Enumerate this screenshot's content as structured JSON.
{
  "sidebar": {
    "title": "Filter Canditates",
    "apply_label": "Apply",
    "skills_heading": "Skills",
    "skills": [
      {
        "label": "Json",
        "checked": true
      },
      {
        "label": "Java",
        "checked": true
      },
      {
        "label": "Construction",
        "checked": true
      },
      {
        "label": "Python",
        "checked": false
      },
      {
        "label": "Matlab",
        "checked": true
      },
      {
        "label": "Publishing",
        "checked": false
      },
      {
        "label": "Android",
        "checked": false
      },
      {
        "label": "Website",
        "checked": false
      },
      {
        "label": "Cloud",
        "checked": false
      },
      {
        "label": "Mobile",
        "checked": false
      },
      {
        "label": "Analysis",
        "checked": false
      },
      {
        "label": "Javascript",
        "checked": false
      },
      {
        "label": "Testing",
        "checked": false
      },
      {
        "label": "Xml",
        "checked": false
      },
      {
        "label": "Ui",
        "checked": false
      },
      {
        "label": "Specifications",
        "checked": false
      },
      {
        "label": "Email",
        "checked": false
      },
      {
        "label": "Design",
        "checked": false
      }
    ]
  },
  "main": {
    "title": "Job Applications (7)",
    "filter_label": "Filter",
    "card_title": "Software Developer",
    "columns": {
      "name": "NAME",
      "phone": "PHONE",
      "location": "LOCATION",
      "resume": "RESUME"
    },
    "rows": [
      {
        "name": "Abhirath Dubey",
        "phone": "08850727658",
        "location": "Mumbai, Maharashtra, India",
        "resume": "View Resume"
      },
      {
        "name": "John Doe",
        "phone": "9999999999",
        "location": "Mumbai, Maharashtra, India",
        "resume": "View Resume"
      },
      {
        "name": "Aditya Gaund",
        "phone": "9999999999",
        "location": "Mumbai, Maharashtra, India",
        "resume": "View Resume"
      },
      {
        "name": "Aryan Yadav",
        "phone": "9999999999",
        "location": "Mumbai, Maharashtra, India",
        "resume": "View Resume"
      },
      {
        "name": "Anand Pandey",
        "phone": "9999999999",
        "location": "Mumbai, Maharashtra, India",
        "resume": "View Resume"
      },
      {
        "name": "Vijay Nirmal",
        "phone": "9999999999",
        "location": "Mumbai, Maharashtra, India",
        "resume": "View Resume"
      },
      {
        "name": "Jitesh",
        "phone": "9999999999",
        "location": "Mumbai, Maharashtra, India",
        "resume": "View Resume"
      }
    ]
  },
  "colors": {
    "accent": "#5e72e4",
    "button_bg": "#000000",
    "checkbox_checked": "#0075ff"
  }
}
--
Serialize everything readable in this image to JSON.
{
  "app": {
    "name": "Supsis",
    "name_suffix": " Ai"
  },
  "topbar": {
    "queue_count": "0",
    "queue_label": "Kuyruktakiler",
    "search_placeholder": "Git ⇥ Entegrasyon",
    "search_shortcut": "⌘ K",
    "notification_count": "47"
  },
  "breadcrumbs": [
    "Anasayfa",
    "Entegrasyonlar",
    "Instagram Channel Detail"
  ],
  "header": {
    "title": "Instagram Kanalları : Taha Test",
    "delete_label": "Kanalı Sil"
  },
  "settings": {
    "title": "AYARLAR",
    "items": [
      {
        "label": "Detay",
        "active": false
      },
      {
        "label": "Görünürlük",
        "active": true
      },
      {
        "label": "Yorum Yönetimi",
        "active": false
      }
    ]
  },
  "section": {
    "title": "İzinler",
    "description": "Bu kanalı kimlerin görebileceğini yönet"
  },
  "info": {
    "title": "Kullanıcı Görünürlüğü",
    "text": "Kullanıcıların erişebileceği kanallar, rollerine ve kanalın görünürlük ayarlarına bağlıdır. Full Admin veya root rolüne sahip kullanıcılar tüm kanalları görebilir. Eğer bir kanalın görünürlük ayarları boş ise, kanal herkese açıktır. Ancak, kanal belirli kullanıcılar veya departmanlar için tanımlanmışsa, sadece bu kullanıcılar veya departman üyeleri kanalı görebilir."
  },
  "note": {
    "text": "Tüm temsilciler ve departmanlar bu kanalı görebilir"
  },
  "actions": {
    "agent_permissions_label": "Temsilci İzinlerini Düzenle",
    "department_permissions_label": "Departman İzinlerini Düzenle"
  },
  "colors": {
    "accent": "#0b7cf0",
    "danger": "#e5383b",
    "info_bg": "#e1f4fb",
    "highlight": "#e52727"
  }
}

Task to complete
Identify how many lines in the entries above contain the word "text" and provide only that figure.

The result
2